| 課題文 |
┌──
エンゼルスタジアム・オブ・アナハイムへ向かう。ロサンゼルス・エンゼルスというチーム名ではあるが、その本拠地はアナハイムというロサンゼルスの隣町にある。東京ディズニーランドが千葉にある的な話と思ってもらえればいいかもしれない。ちなみによくロサンゼルスにあるような感じで言われている世界最初のディズニーランドもアナハイムにある。アナハイム市民と千葉県民は話が合うのではないだろうか。

移動はアムトラックという列車を使うことにした。日本の特急列車のような位置付けで、アナハイムまでの所要時間は約40分、料金は21ドル。地下鉄に比べると高めの料金設定となっており、その分治安が良くて安心らしい。ユニオンステーションというロサンゼルスの一番大きい駅から乗り込む。背の高い車体の迫力に圧倒されつつ、すでにホームにたくさん集まっていた人々の流れに身を任せると、車内は二階建てになっているようで、皆ずらずらと階段を上がっていく。果たして座れるだろうか。不安になって夫に話しかける。

「ねえ、これって一階に座ってもいいのかな。空いてるっぽいけど。」

「ほんとだ、空いてる。」

「一階は指定席らしいですよ。」

「あっ、そうなんですか、ありがとうございます。」

ありがとうございます???

反射的に答えたのちビビる。数日ぶりに夫以外の人間と交わす日本語。教えてくれたのは、我々のすぐ前にいた男性だ。

乗客は日本人だらけだった。このアムトラック、もはや日本人をエンゼルスタジアムに運ぶ列車、大谷翔平熱烈応援ツアー号と化している。メジャーリーグ観戦に向かうシチュエーションとしては少々趣に欠けるが、そんなことを思っている自分もそのツアーの立派な一員なので文句を言う資格はない。縦に2つずつ並んだ席に、夫と共に収まる。

はじめは順調に走っていたアムトラックだが、途中で一度停車。その後、歩いた方が早いのではと思うほどの徐行、そしてまた停車、を何度も繰り返し、結局アナハイムに到着するのに2時間近くかかった。遅れることもよくあるとの情報をネットで仕入れていたので、早めの列車を選んでおいて正解だった。試合開始は18時38分(何故こんな中途半端なのか)で、アナハイムの駅に到着したのは16時半を過ぎた頃。ゲートが開くのは試合開始の90分前なので、「早く来すぎてもどうせ入れないからむしろ遅れて丁度よかったね」などと、我々はいい感じに噛み合った時間の歯車に満足げな表情を浮かべた。

アムトラック アナハイム駅にて

スタジアムのゲートに到着すると、すでに列はあるがそれほど長くはない。高まってきた我々、スタジアムを背景にお互いの写真や2ショットなど撮影しながらワイワイする。散々はしゃいだあと、ふと気づいた。よくテレビ中継で映る大きなヘルメットのオブジェや、大谷の写真が見当たらない。
└──
| 行の抜き出し |
┌──
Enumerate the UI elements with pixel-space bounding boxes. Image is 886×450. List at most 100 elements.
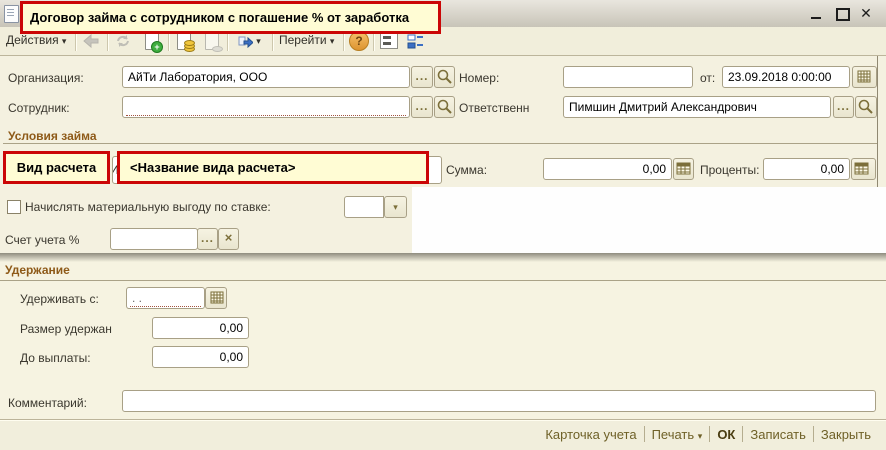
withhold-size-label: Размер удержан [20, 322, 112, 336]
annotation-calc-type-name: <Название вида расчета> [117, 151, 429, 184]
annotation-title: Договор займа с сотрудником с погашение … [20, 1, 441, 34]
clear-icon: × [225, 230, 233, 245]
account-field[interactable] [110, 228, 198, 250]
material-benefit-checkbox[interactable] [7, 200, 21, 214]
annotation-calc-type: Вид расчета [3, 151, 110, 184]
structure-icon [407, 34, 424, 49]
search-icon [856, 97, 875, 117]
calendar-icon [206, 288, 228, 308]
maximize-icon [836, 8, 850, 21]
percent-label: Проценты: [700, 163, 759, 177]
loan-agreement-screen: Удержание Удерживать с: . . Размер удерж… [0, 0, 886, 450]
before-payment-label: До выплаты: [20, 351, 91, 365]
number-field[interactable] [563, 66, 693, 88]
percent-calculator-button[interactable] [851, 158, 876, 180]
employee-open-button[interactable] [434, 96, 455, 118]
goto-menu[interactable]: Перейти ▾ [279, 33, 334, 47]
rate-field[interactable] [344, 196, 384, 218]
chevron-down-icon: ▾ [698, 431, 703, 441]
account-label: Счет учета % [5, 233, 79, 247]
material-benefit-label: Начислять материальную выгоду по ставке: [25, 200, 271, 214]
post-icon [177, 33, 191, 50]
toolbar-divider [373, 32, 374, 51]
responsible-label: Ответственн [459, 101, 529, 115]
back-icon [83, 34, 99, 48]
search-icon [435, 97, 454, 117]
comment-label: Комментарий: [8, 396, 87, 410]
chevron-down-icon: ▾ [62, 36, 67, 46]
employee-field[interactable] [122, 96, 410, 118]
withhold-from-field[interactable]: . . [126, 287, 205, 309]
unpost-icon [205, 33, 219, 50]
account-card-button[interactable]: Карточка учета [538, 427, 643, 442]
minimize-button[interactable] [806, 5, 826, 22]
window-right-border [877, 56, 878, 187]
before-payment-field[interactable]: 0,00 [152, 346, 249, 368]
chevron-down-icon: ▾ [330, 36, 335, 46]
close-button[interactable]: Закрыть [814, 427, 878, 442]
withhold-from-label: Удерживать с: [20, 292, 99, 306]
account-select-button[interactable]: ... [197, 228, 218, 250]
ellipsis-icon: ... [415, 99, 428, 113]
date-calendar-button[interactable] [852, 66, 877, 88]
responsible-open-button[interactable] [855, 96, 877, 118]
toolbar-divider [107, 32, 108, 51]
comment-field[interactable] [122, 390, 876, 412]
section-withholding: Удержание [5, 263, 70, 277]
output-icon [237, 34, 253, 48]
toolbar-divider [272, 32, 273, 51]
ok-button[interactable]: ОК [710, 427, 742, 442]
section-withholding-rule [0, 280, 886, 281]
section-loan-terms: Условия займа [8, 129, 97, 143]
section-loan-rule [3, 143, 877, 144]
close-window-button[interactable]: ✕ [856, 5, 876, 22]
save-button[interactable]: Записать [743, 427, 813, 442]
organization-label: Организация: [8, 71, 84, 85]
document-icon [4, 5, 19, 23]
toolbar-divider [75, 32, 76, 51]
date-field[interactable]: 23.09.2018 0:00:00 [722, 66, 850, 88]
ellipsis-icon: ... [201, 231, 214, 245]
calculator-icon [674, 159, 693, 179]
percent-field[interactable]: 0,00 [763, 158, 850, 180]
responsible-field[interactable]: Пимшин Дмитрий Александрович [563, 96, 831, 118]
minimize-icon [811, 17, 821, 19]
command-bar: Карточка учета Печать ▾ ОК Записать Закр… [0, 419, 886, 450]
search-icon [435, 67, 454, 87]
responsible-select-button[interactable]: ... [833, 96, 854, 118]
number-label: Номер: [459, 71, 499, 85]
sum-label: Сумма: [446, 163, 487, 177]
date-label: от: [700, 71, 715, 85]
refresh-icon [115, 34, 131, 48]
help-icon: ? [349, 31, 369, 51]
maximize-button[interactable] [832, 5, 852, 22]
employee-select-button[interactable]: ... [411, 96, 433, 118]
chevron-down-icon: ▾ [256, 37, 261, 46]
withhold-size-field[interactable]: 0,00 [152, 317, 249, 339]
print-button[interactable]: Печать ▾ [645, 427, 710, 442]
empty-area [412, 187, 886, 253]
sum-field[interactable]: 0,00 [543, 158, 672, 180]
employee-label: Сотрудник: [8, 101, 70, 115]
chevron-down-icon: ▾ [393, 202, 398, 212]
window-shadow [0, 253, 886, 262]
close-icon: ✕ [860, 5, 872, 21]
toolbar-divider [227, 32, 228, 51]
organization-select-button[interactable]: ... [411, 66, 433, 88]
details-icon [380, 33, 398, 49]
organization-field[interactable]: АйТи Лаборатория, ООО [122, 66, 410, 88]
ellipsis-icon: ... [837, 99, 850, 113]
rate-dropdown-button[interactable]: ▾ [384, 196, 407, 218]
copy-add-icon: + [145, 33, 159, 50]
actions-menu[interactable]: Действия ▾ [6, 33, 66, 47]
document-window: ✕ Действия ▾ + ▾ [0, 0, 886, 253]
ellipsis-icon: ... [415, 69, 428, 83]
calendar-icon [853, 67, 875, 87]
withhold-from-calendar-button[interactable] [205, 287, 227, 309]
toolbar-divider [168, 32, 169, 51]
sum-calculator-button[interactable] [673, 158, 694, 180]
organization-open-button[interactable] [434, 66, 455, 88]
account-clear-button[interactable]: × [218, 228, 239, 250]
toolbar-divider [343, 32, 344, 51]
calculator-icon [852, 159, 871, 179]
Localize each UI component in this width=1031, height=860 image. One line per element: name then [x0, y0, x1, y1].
└──
| やること 1 |
課題文では、アナハイムまでのアムトラックの料金はいくらと書かれていますか。
| やること 2 |
課題文の「はじめは順調に走っていたアム」から「車に満足げな表情を浮かべた。」までを正確に書き写してください。

| 答え 1 |
21ドルです。

| 答え 2 |
はじめは順調に走っていたアムトラックだが、途中で一度停車。その後、歩いた方が早いのではと思うほどの徐行、そしてまた停車、を何度も繰り返し、結局アナハイムに到着するのに2時間近くかかった。遅れることもよくあるとの情報をネットで仕入れていたので、早めの列車を選んでおいて正解だった。試合開始は18時38分(何故こんな中途半端なのか)で、アナハイムの駅に到着したのは16時半を過ぎた頃。ゲートが開くのは試合開始の90分前なので、「早く来すぎてもどうせ入れないからむしろ遅れて丁度よかったね」などと、我々はいい感じに噛み合った時間の歯車に満足げな表情を浮かべた。